** Start DATA LISTING **

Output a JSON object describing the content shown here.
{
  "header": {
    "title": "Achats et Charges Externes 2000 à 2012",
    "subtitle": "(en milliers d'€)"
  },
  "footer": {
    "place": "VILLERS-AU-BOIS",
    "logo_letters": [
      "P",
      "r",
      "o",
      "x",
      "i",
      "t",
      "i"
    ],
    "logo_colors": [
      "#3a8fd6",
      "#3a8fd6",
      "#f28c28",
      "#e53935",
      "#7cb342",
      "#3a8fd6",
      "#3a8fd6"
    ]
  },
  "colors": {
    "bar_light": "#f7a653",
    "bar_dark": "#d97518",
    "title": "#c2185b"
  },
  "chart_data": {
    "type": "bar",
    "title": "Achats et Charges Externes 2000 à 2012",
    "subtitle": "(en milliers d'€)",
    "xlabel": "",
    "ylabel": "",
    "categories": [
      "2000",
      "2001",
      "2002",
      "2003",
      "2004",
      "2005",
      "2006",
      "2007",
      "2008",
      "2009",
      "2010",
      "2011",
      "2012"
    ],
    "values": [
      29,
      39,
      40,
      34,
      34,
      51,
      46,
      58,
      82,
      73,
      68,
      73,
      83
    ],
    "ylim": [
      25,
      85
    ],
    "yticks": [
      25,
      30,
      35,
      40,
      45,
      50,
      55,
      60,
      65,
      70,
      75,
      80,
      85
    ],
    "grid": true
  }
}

** End DATA LISTING **

**PROBLEM DETAILS**
Go through the records above and retype each one exactly.

**WRITTEN SOLUTION**
Output a JSON object describing the content shown here.
{
  "header": {
    "title": "Achats et Charges Externes 2000 à 2012",
    "subtitle": "(en milliers d'€)"
  },
  "footer": {
    "place": "VILLERS-AU-BOIS",
    "logo_letters": [
      "P",
      "r",
      "o",
      "x",
      "i",
      "t",
      "i"
    ],
    "logo_colors": [
      "#3a8fd6",
      "#3a8fd6",
      "#f28c28",
      "#e53935",
      "#7cb342",
      "#3a8fd6",
      "#3a8fd6"
    ]
  },
  "colors": {
    "bar_light": "#f7a653",
    "bar_dark": "#d97518",
    "title": "#c2185b"
  },
  "chart_data": {
    "type": "bar",
    "title": "Achats et Charges Externes 2000 à 2012",
    "subtitle": "(en milliers d'€)",
    "xlabel": "",
    "ylabel": "",
    "categories": [
      "2000",
      "2001",
      "2002",
      "2003",
      "2004",
      "2005",
      "2006",
      "2007",
      "2008",
      "2009",
      "2010",
      "2011",
      "2012"
    ],
    "values": [
      29,
      39,
      40,
      34,
      34,
      51,
      46,
      58,
      82,
      73,
      68,
      73,
      83
    ],
    "ylim": [
      25,
      85
    ],
    "yticks": [
      25,
      30,
      35,
      40,
      45,
      50,
      55,
      60,
      65,
      70,
      75,
      80,
      85
    ],
    "grid": true
  }
}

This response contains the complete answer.